• **Input material**

"""

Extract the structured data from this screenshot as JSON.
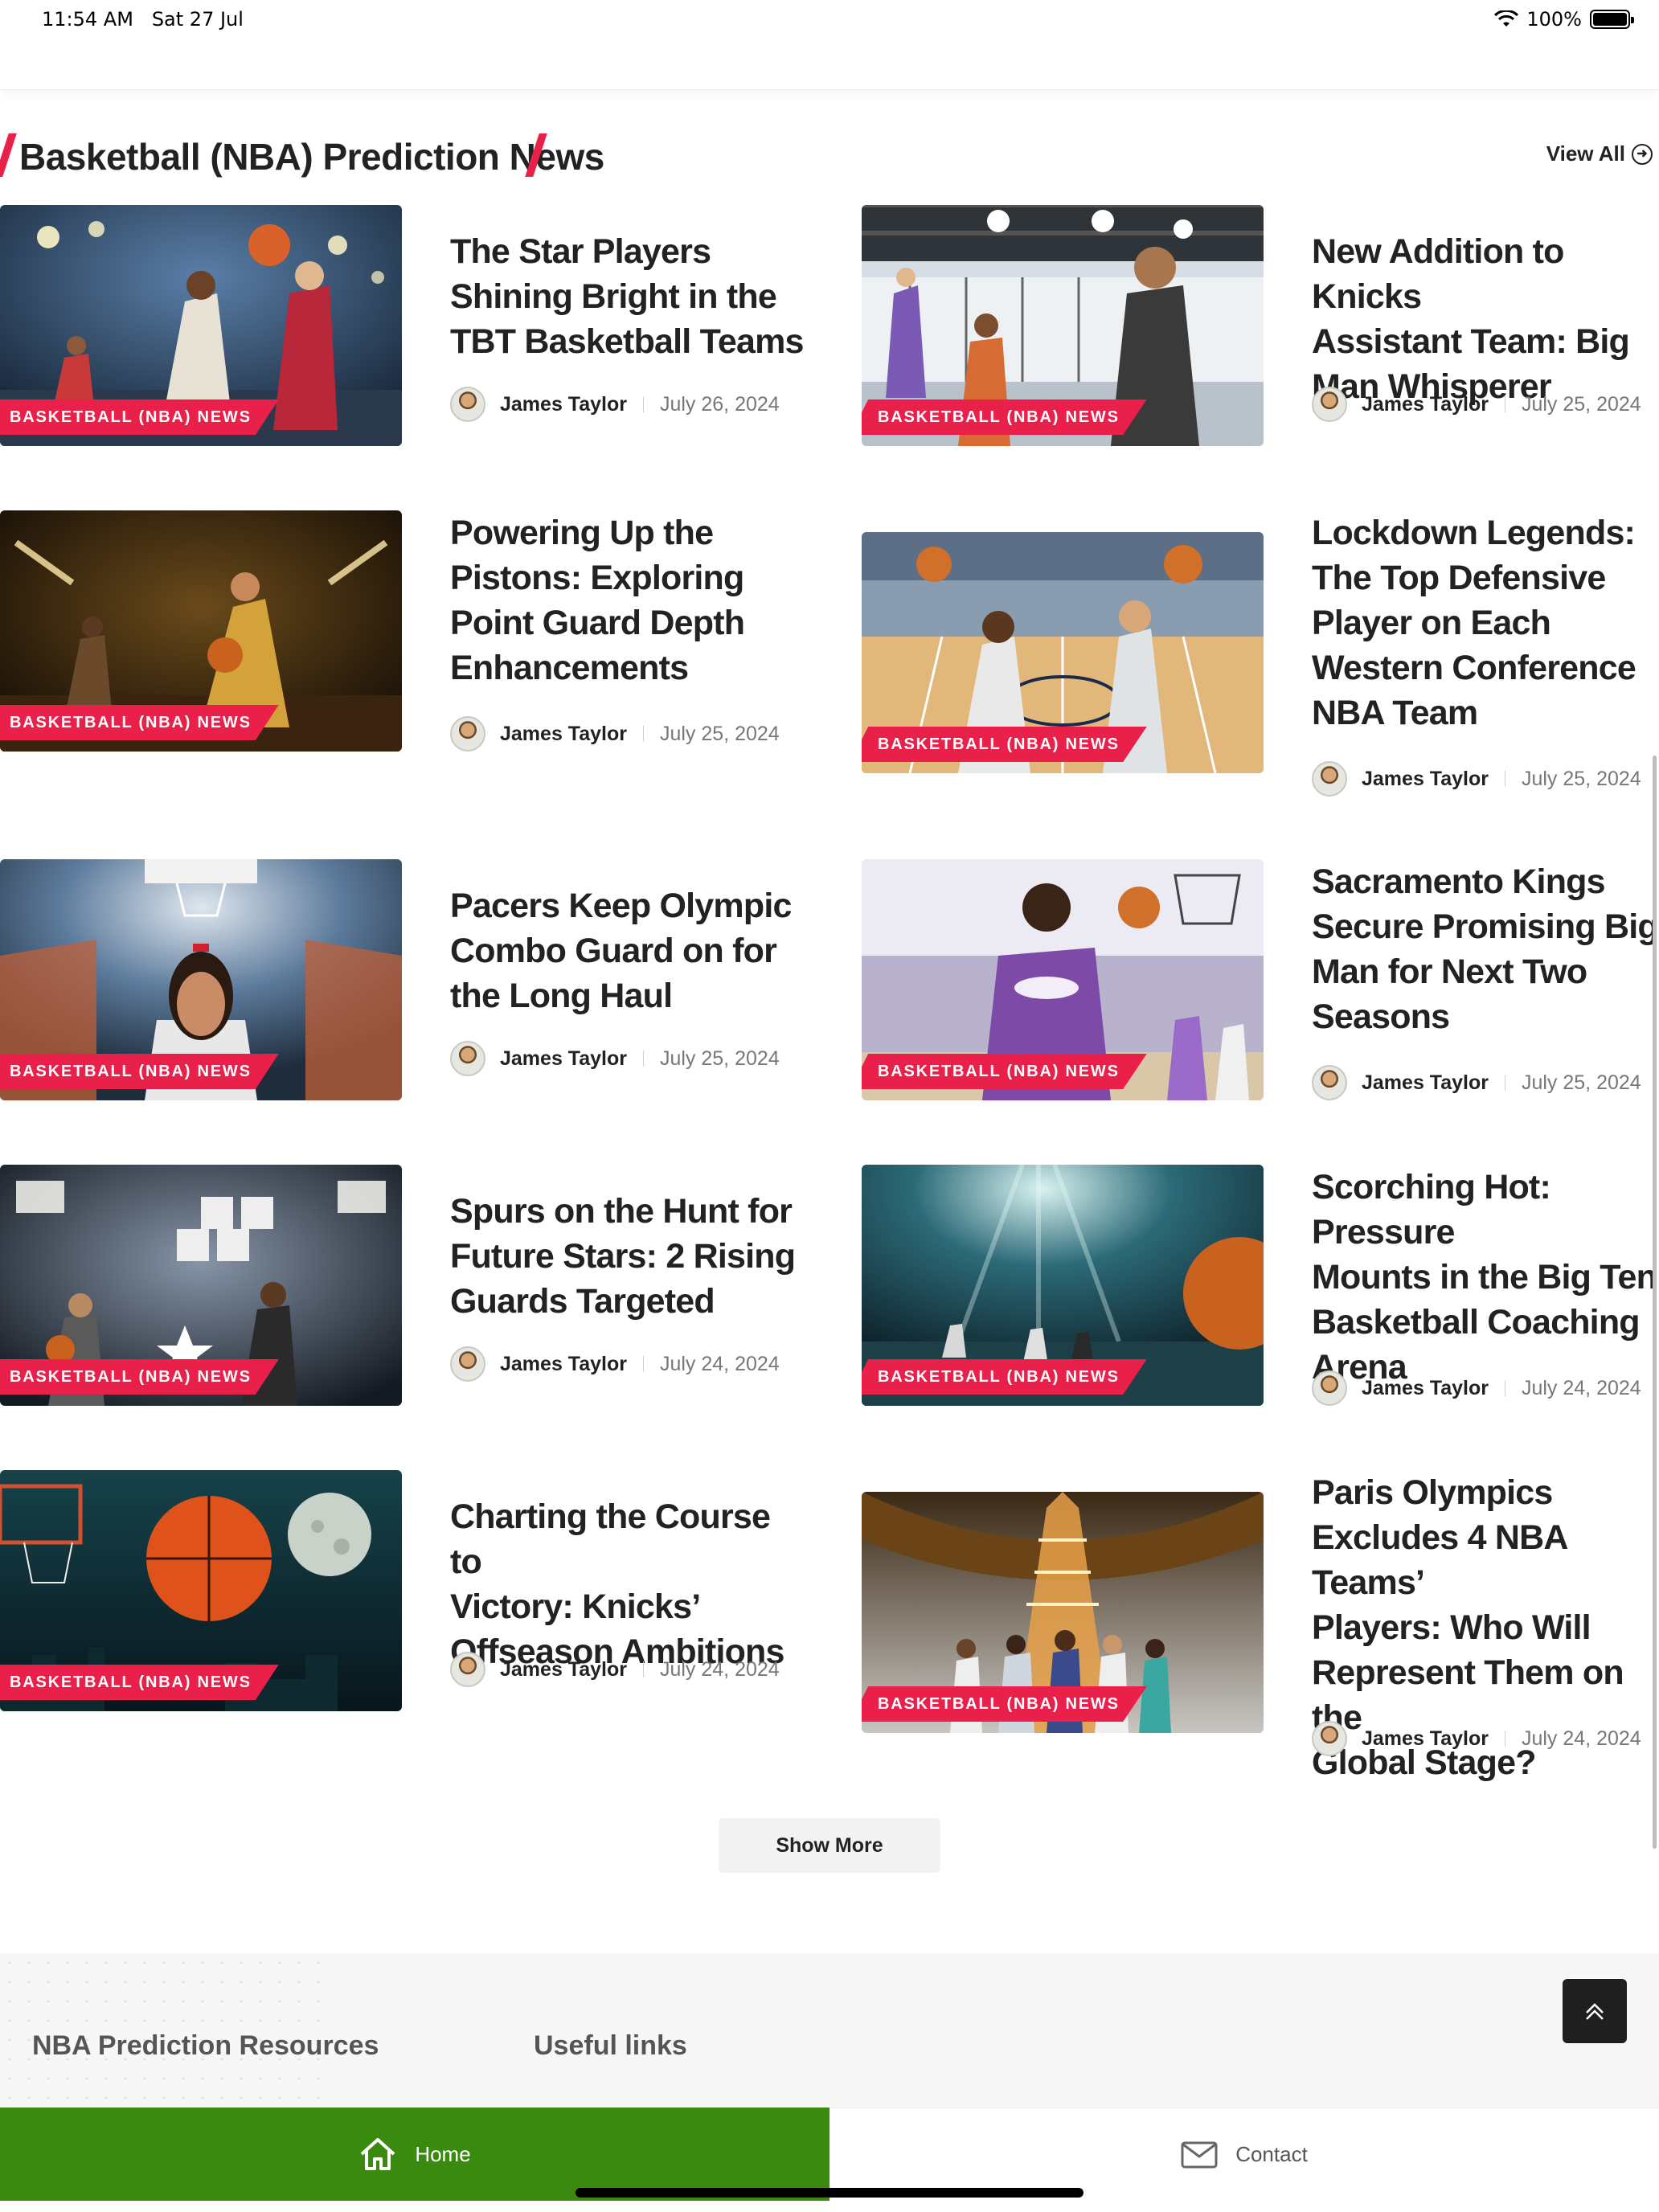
{
  "status_bar": {
    "time": "11:54 AM",
    "date": "Sat 27 Jul",
    "battery": "100%"
  },
  "section": {
    "title": "Basketball (NBA) Prediction News",
    "view_all": "View All"
  },
  "category_label": "BASKETBALL (NBA) NEWS",
  "articles": [
    {
      "title_lines": [
        "The Star Players",
        "Shining Bright in the",
        "TBT Basketball Teams"
      ],
      "author": "James Taylor",
      "date": "July 26, 2024"
    },
    {
      "title_lines": [
        "New Addition to Knicks",
        "Assistant Team: Big",
        "Man Whisperer"
      ],
      "author": "James Taylor",
      "date": "July 25, 2024"
    },
    {
      "title_lines": [
        "Powering Up the",
        "Pistons: Exploring",
        "Point Guard Depth",
        "Enhancements"
      ],
      "author": "James Taylor",
      "date": "July 25, 2024"
    },
    {
      "title_lines": [
        "Lockdown Legends:",
        "The Top Defensive",
        "Player on Each",
        "Western Conference",
        "NBA Team"
      ],
      "author": "James Taylor",
      "date": "July 25, 2024"
    },
    {
      "title_lines": [
        "Pacers Keep Olympic",
        "Combo Guard on for",
        "the Long Haul"
      ],
      "author": "James Taylor",
      "date": "July 25, 2024"
    },
    {
      "title_lines": [
        "Sacramento Kings",
        "Secure Promising Big",
        "Man for Next Two",
        "Seasons"
      ],
      "author": "James Taylor",
      "date": "July 25, 2024"
    },
    {
      "title_lines": [
        "Spurs on the Hunt for",
        "Future Stars: 2 Rising",
        "Guards Targeted"
      ],
      "author": "James Taylor",
      "date": "July 24, 2024"
    },
    {
      "title_lines": [
        "Scorching Hot: Pressure",
        "Mounts in the Big Ten",
        "Basketball Coaching",
        "Arena"
      ],
      "author": "James Taylor",
      "date": "July 24, 2024"
    },
    {
      "title_lines": [
        "Charting the Course to",
        "Victory: Knicks’",
        "Offseason Ambitions"
      ],
      "author": "James Taylor",
      "date": "July 24, 2024"
    },
    {
      "title_lines": [
        "Paris Olympics",
        "Excludes 4 NBA Teams’",
        "Players: Who Will",
        "Represent Them on the",
        "Global Stage?"
      ],
      "author": "James Taylor",
      "date": "July 24, 2024"
    }
  ],
  "show_more": "Show More",
  "footer": {
    "col1": "NBA Prediction Resources",
    "col2": "Useful links"
  },
  "tabbar": {
    "home": "Home",
    "contact": "Contact"
  },
  "colors": {
    "accent": "#e8204a",
    "home_tab": "#3a8a10"
  }
}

"""

• **Exercise task**
Omit every picture, then repeat the remaining data exactly as it appears above.

• **Task response**
Extract the structured data from this screenshot as JSON.
{
  "status_bar": {
    "time": "11:54 AM",
    "date": "Sat 27 Jul",
    "battery": "100%"
  },
  "section": {
    "title": "Basketball (NBA) Prediction News",
    "view_all": "View All"
  },
  "category_label": "BASKETBALL (NBA) NEWS",
  "articles": [
    {
      "title_lines": [
        "The Star Players",
        "Shining Bright in the",
        "TBT Basketball Teams"
      ],
      "author": "James Taylor",
      "date": "July 26, 2024"
    },
    {
      "title_lines": [
        "New Addition to Knicks",
        "Assistant Team: Big",
        "Man Whisperer"
      ],
      "author": "James Taylor",
      "date": "July 25, 2024"
    },
    {
      "title_lines": [
        "Powering Up the",
        "Pistons: Exploring",
        "Point Guard Depth",
        "Enhancements"
      ],
      "author": "James Taylor",
      "date": "July 25, 2024"
    },
    {
      "title_lines": [
        "Lockdown Legends:",
        "The Top Defensive",
        "Player on Each",
        "Western Conference",
        "NBA Team"
      ],
      "author": "James Taylor",
      "date": "July 25, 2024"
    },
    {
      "title_lines": [
        "Pacers Keep Olympic",
        "Combo Guard on for",
        "the Long Haul"
      ],
      "author": "James Taylor",
      "date": "July 25, 2024"
    },
    {
      "title_lines": [
        "Sacramento Kings",
        "Secure Promising Big",
        "Man for Next Two",
        "Seasons"
      ],
      "author": "James Taylor",
      "date": "July 25, 2024"
    },
    {
      "title_lines": [
        "Spurs on the Hunt for",
        "Future Stars: 2 Rising",
        "Guards Targeted"
      ],
      "author": "James Taylor",
      "date": "July 24, 2024"
    },
    {
      "title_lines": [
        "Scorching Hot: Pressure",
        "Mounts in the Big Ten",
        "Basketball Coaching",
        "Arena"
      ],
      "author": "James Taylor",
      "date": "July 24, 2024"
    },
    {
      "title_lines": [
        "Charting the Course to",
        "Victory: Knicks’",
        "Offseason Ambitions"
      ],
      "author": "James Taylor",
      "date": "July 24, 2024"
    },
    {
      "title_lines": [
        "Paris Olympics",
        "Excludes 4 NBA Teams’",
        "Players: Who Will",
        "Represent Them on the",
        "Global Stage?"
      ],
      "author": "James Taylor",
      "date": "July 24, 2024"
    }
  ],
  "show_more": "Show More",
  "footer": {
    "col1": "NBA Prediction Resources",
    "col2": "Useful links"
  },
  "tabbar": {
    "home": "Home",
    "contact": "Contact"
  },
  "colors": {
    "accent": "#e8204a",
    "home_tab": "#3a8a10"
  }
}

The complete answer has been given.